+++ Data shown +++
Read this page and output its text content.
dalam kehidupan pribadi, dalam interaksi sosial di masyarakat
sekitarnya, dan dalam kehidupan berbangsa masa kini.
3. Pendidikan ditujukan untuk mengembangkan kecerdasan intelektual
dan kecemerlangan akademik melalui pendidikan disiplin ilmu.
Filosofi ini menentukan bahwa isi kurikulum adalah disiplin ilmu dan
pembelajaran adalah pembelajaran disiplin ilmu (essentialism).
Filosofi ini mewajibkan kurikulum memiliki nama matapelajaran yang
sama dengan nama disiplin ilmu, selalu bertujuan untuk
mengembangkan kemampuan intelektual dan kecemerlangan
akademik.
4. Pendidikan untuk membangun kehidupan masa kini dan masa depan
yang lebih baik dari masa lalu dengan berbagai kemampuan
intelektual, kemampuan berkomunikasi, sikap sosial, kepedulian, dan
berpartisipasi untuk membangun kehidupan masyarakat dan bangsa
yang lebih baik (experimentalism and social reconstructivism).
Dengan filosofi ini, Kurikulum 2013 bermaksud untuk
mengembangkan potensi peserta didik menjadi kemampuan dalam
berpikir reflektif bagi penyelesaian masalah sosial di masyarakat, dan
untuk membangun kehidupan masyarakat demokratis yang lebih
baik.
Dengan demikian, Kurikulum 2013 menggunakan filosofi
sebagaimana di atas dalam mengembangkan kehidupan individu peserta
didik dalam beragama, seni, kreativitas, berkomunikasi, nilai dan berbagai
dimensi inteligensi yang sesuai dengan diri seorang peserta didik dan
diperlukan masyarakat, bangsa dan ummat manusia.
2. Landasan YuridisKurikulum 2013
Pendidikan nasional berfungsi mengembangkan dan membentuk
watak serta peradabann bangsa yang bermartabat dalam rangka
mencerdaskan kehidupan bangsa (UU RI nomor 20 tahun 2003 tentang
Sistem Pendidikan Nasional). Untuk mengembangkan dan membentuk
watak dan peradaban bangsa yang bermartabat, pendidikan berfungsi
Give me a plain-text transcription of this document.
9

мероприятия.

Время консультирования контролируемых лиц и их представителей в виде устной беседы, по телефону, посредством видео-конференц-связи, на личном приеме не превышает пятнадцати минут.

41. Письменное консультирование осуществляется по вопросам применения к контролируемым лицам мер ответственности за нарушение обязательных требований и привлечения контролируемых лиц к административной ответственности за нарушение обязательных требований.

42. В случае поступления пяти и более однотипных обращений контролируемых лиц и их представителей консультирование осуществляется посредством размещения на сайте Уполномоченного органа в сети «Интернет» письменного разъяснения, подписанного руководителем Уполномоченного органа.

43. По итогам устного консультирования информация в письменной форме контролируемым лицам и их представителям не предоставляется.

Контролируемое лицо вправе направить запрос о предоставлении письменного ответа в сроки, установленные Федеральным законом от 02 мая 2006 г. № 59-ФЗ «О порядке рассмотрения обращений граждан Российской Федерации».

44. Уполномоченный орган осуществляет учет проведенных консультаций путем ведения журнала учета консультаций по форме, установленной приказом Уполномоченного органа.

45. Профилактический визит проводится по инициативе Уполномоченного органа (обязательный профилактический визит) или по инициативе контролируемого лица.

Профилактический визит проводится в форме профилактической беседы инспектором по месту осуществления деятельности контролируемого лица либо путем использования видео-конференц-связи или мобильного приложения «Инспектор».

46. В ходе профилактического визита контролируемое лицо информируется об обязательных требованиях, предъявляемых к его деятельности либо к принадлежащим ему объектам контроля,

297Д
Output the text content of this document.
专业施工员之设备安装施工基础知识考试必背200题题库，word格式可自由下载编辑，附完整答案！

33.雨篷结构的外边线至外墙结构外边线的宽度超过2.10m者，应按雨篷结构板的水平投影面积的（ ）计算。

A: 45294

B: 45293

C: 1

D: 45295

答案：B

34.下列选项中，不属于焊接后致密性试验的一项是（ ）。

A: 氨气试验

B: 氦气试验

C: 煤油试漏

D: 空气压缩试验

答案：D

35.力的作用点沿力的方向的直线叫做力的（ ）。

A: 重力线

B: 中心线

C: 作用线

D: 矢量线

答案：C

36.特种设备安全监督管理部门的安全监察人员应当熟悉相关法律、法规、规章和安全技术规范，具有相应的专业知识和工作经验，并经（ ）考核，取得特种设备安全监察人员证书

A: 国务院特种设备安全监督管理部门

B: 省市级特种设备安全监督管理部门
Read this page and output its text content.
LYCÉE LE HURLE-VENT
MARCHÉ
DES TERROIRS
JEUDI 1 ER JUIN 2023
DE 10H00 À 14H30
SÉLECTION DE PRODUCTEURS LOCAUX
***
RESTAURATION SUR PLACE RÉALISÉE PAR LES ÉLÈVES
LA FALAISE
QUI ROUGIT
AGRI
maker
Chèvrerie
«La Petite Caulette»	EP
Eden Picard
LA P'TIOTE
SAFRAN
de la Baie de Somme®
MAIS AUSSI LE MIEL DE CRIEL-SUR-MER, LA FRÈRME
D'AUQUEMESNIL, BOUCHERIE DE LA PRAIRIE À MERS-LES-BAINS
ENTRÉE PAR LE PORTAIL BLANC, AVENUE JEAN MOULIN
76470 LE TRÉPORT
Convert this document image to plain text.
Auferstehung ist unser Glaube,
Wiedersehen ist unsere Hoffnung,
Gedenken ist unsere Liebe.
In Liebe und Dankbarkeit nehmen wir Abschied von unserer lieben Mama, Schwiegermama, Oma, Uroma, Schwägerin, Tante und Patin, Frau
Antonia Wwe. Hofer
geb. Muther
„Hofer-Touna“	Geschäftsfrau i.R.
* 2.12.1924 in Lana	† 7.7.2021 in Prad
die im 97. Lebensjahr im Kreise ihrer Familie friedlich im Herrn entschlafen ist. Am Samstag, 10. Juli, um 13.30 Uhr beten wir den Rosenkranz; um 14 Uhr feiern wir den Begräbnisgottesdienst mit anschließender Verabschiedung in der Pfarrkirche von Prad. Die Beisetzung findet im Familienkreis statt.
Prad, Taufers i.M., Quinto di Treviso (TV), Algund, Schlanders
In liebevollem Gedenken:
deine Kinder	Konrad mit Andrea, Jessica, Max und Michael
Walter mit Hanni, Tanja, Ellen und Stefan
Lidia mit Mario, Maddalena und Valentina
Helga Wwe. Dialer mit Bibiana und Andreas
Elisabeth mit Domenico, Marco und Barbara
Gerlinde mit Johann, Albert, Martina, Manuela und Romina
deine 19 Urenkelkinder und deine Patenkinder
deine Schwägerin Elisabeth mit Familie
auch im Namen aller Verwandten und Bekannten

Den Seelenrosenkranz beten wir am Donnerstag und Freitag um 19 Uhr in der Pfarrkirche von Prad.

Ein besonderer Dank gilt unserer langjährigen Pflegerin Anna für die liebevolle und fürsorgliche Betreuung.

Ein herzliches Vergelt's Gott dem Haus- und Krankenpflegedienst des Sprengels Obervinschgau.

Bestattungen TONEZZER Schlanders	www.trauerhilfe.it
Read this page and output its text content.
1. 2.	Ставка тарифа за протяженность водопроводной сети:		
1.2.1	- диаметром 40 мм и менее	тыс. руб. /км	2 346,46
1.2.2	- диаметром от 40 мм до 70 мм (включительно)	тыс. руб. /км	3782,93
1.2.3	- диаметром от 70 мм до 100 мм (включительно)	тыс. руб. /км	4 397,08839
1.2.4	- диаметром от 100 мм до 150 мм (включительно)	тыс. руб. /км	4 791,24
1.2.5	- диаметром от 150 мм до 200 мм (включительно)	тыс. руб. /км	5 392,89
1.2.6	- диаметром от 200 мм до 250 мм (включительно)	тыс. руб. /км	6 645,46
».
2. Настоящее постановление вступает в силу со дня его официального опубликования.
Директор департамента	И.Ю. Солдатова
+++
Tally how many lines in the material above hold the word "berfungsi". Write only that number.

Answer to this problem:
2